> _Records shown_
· · ·

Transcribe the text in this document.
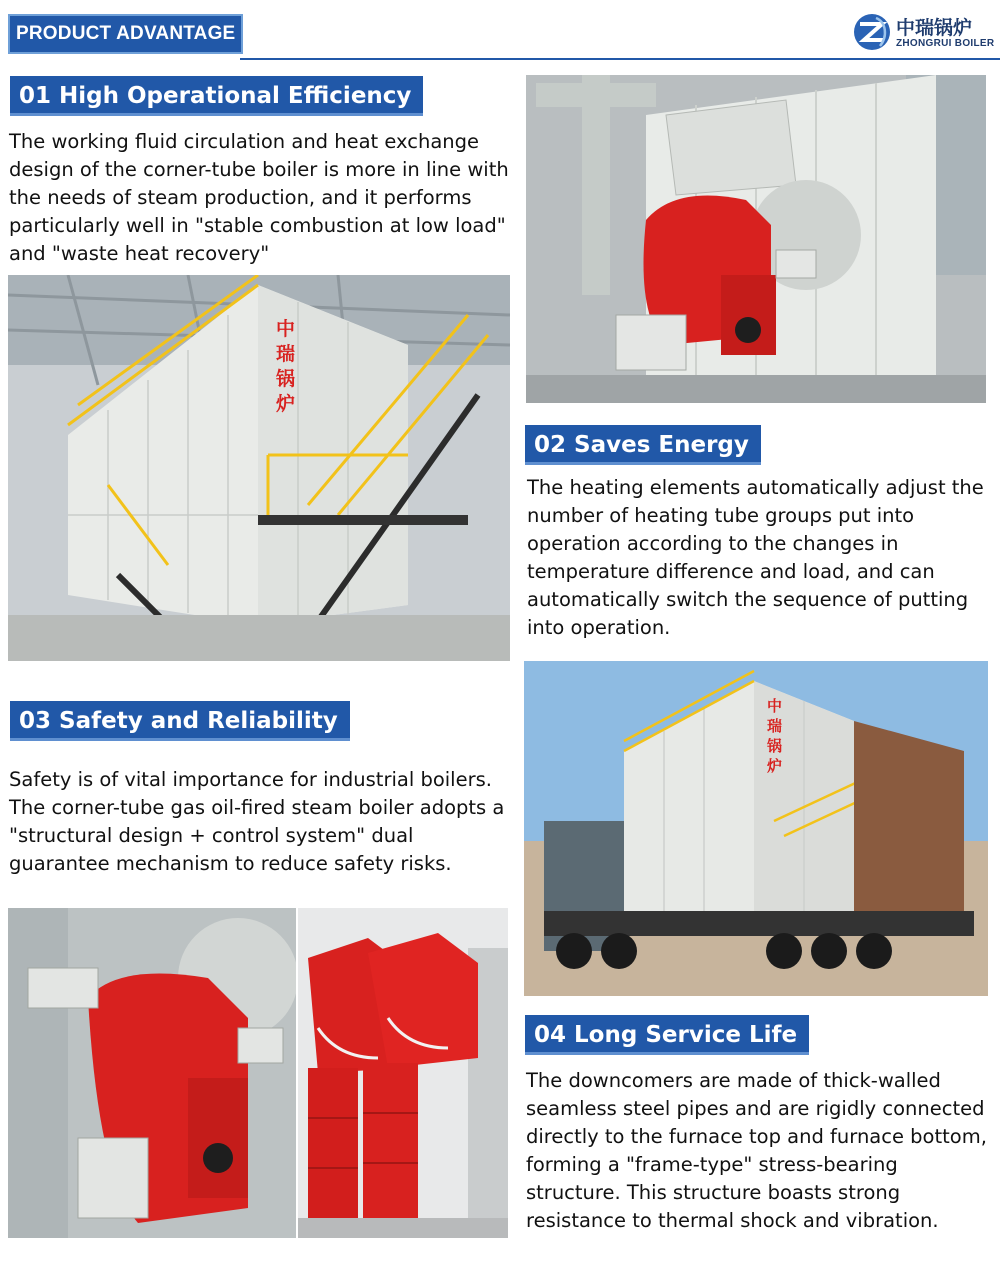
PRODUCT ADVANTAGE	中瑞锅炉
ZHONGRUI BOILER
01 High Operational Efficiency
The working fluid circulation and heat exchange design of the corner-tube boiler is more in line with the needs of steam production, and it performs particularly well in "stable combustion at low load" and "waste heat recovery"
中
瑞
锅
炉
02 Saves Energy
The heating elements automatically adjust the number of heating tube groups put into operation according to the changes in temperature difference and load, and can automatically switch the sequence of putting into operation.
03 Safety and Reliability
Safety is of vital importance for industrial boilers. The corner-tube gas oil-fired steam boiler adopts a "structural design + control system" dual guarantee mechanism to reduce safety risks.
中
瑞
锅
炉
04 Long Service Life
The downcomers are made of thick-walled seamless steel pipes and are rigidly connected directly to the furnace top and furnace bottom, forming a "frame-type" stress-bearing structure. This structure boasts strong resistance to thermal shock and vibration.
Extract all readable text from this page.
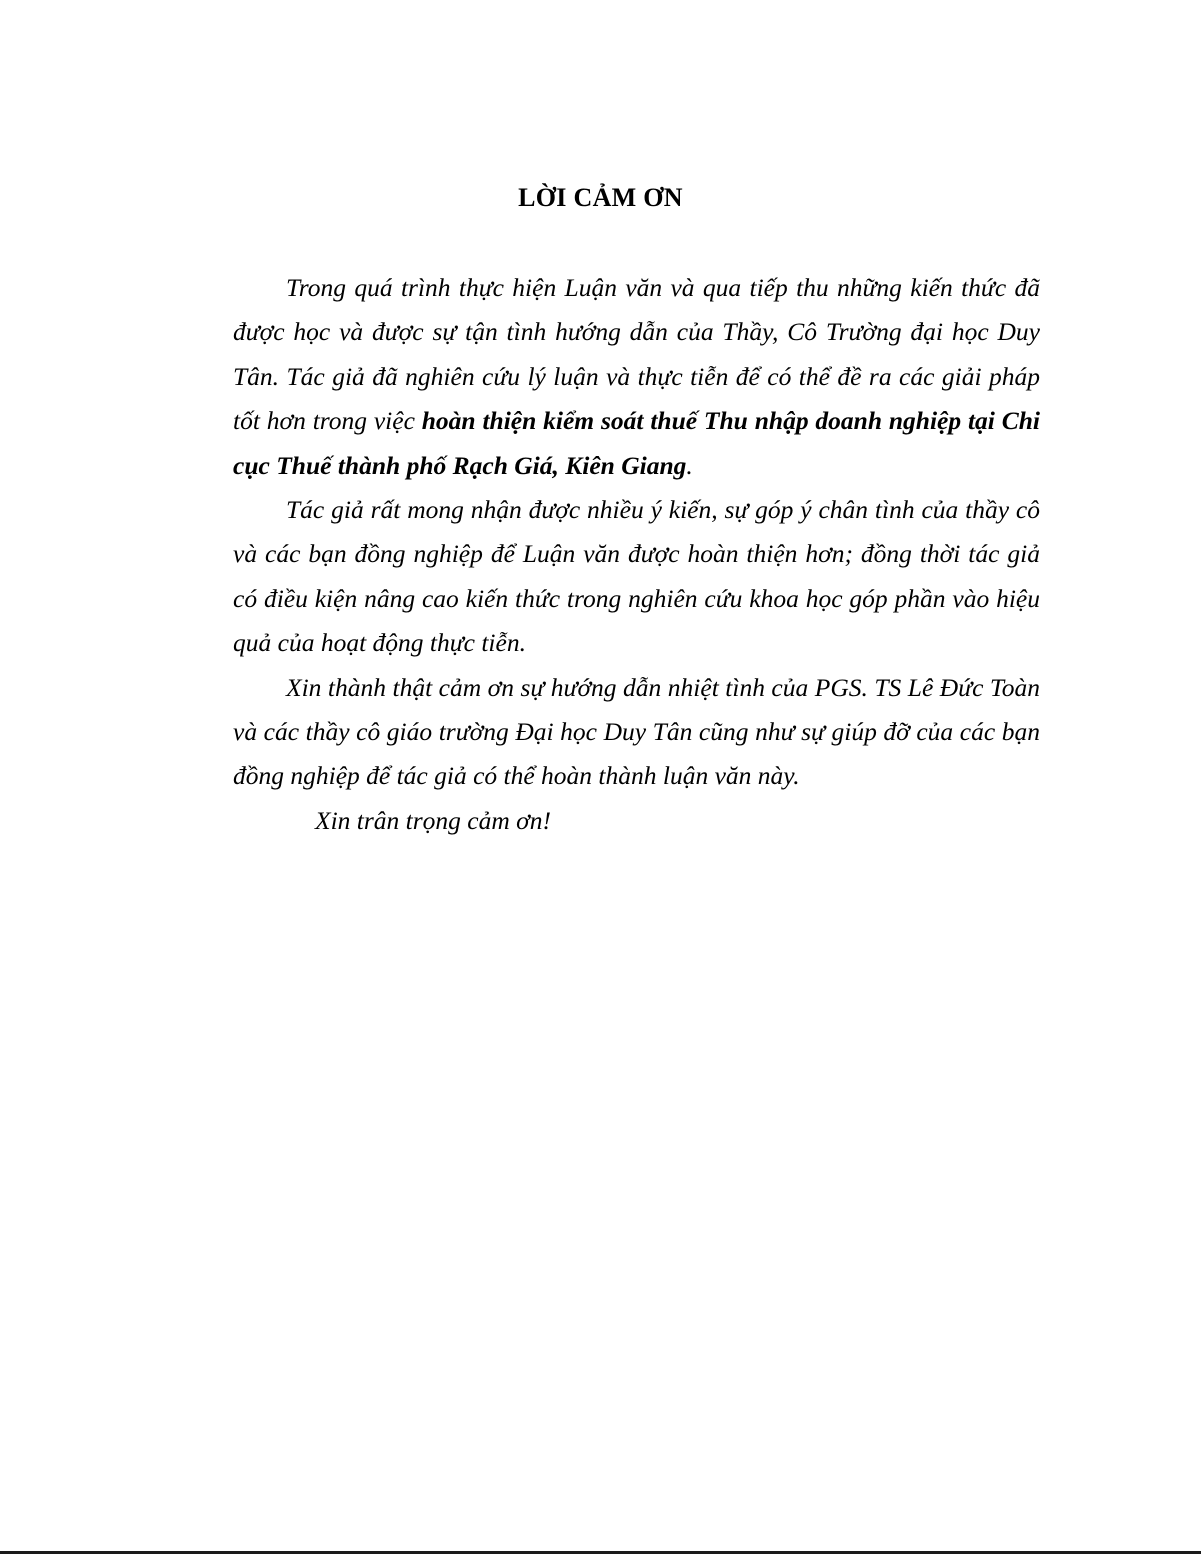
LỜI CẢM ƠN

Trong quá trình thực hiện Luận văn và qua tiếp thu những kiến thức đã được học và được sự tận tình hướng dẫn của Thầy, Cô Trường đại học Duy Tân. Tác giả đã nghiên cứu lý luận và thực tiễn để có thể đề ra các giải pháp tốt hơn trong việc hoàn thiện kiểm soát thuế Thu nhập doanh nghiệp tại Chi cục Thuế thành phố Rạch Giá, Kiên Giang.

Tác giả rất mong nhận được nhiều ý kiến, sự góp ý chân tình của thầy cô và các bạn đồng nghiệp để Luận văn được hoàn thiện hơn; đồng thời tác giả có điều kiện nâng cao kiến thức trong nghiên cứu khoa học góp phần vào hiệu quả của hoạt động thực tiễn.

Xin thành thật cảm ơn sự hướng dẫn nhiệt tình của PGS. TS Lê Đức Toàn và các thầy cô giáo trường Đại học Duy Tân cũng như sự giúp đỡ của các bạn đồng nghiệp để tác giả có thể hoàn thành luận văn này.

Xin trân trọng cảm ơn!
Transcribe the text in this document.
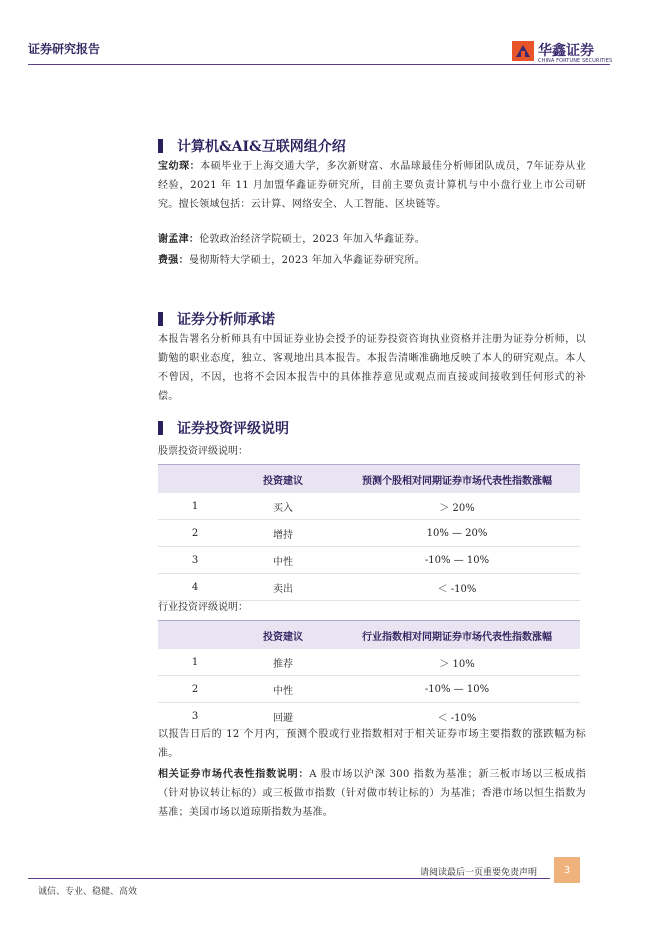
证券研究报告	华鑫证券
CHINA FORTUNE SECURITIES
计算机&AI&互联网组介绍
宝幼琛：本硕毕业于上海交通大学，多次新财富、水晶球最佳分析师团队成员，7年证券从业经验，2021 年 11 月加盟华鑫证券研究所，目前主要负责计算机与中小盘行业上市公司研究。擅长领域包括：云计算、网络安全、人工智能、区块链等。
谢孟津：伦敦政治经济学院硕士，2023 年加入华鑫证券。
费强：曼彻斯特大学硕士，2023 年加入华鑫证券研究所。
证券分析师承诺
本报告署名分析师具有中国证券业协会授予的证券投资咨询执业资格并注册为证券分析师，以勤勉的职业态度，独立、客观地出具本报告。本报告清晰准确地反映了本人的研究观点。本人不曾因，不因，也将不会因本报告中的具体推荐意见或观点而直接或间接收到任何形式的补偿。
证券投资评级说明
股票投资评级说明：
	投资建议	预测个股相对同期证券市场代表性指数涨幅
1	买入	＞ 20%
2	增持	10% — 20%
3	中性	-10% — 10%
4	卖出	＜ -10%
行业投资评级说明：
	投资建议	行业指数相对同期证券市场代表性指数涨幅
1	推荐	＞ 10%
2	中性	-10% — 10%
3	回避	＜ -10%
以报告日后的 12 个月内，预测个股或行业指数相对于相关证券市场主要指数的涨跌幅为标准。
相关证券市场代表性指数说明：A 股市场以沪深 300 指数为基准；新三板市场以三板成指（针对协议转让标的）或三板做市指数（针对做市转让标的）为基准；香港市场以恒生指数为基准；美国市场以道琼斯指数为基准。
请阅读最后一页重要免责声明	3
诚信、专业、稳健、高效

· · ·

Repeat the records above exactly, omitting every picture.

> _Finished answer_
Transcribe the text in this document.
PRODUCT ADVANTAGE	中瑞锅炉
ZHONGRUI BOILER
01 High Operational Efficiency
The working fluid circulation and heat exchange design of the corner-tube boiler is more in line with the needs of steam production, and it performs particularly well in "stable combustion at low load" and "waste heat recovery"
中
瑞
锅
炉
02 Saves Energy
The heating elements automatically adjust the number of heating tube groups put into operation according to the changes in temperature difference and load, and can automatically switch the sequence of putting into operation.
03 Safety and Reliability
Safety is of vital importance for industrial boilers. The corner-tube gas oil-fired steam boiler adopts a "structural design + control system" dual guarantee mechanism to reduce safety risks.
中
瑞
锅
炉
04 Long Service Life
The downcomers are made of thick-walled seamless steel pipes and are rigidly connected directly to the furnace top and furnace bottom, forming a "frame-type" stress-bearing structure. This structure boasts strong resistance to thermal shock and vibration.
Extract all readable text from this page.
LỜI CẢM ƠN

Trong quá trình thực hiện Luận văn và qua tiếp thu những kiến thức đã được học và được sự tận tình hướng dẫn của Thầy, Cô Trường đại học Duy Tân. Tác giả đã nghiên cứu lý luận và thực tiễn để có thể đề ra các giải pháp tốt hơn trong việc hoàn thiện kiểm soát thuế Thu nhập doanh nghiệp tại Chi cục Thuế thành phố Rạch Giá, Kiên Giang.

Tác giả rất mong nhận được nhiều ý kiến, sự góp ý chân tình của thầy cô và các bạn đồng nghiệp để Luận văn được hoàn thiện hơn; đồng thời tác giả có điều kiện nâng cao kiến thức trong nghiên cứu khoa học góp phần vào hiệu quả của hoạt động thực tiễn.

Xin thành thật cảm ơn sự hướng dẫn nhiệt tình của PGS. TS Lê Đức Toàn và các thầy cô giáo trường Đại học Duy Tân cũng như sự giúp đỡ của các bạn đồng nghiệp để tác giả có thể hoàn thành luận văn này.

Xin trân trọng cảm ơn!
Transcribe the text in this document.
证券研究报告	华鑫证券
CHINA FORTUNE SECURITIES
计算机&AI&互联网组介绍
宝幼琛：本硕毕业于上海交通大学，多次新财富、水晶球最佳分析师团队成员，7年证券从业经验，2021 年 11 月加盟华鑫证券研究所，目前主要负责计算机与中小盘行业上市公司研究。擅长领域包括：云计算、网络安全、人工智能、区块链等。
谢孟津：伦敦政治经济学院硕士，2023 年加入华鑫证券。
费强：曼彻斯特大学硕士，2023 年加入华鑫证券研究所。
证券分析师承诺
本报告署名分析师具有中国证券业协会授予的证券投资咨询执业资格并注册为证券分析师，以勤勉的职业态度，独立、客观地出具本报告。本报告清晰准确地反映了本人的研究观点。本人不曾因，不因，也将不会因本报告中的具体推荐意见或观点而直接或间接收到任何形式的补偿。
证券投资评级说明
股票投资评级说明：
	投资建议	预测个股相对同期证券市场代表性指数涨幅
1	买入	＞ 20%
2	增持	10% — 20%
3	中性	-10% — 10%
4	卖出	＜ -10%
行业投资评级说明：
	投资建议	行业指数相对同期证券市场代表性指数涨幅
1	推荐	＞ 10%
2	中性	-10% — 10%
3	回避	＜ -10%
以报告日后的 12 个月内，预测个股或行业指数相对于相关证券市场主要指数的涨跌幅为标准。
相关证券市场代表性指数说明：A 股市场以沪深 300 指数为基准；新三板市场以三板成指（针对协议转让标的）或三板做市指数（针对做市转让标的）为基准；香港市场以恒生指数为基准；美国市场以道琼斯指数为基准。
请阅读最后一页重要免责声明	3
诚信、专业、稳健、高效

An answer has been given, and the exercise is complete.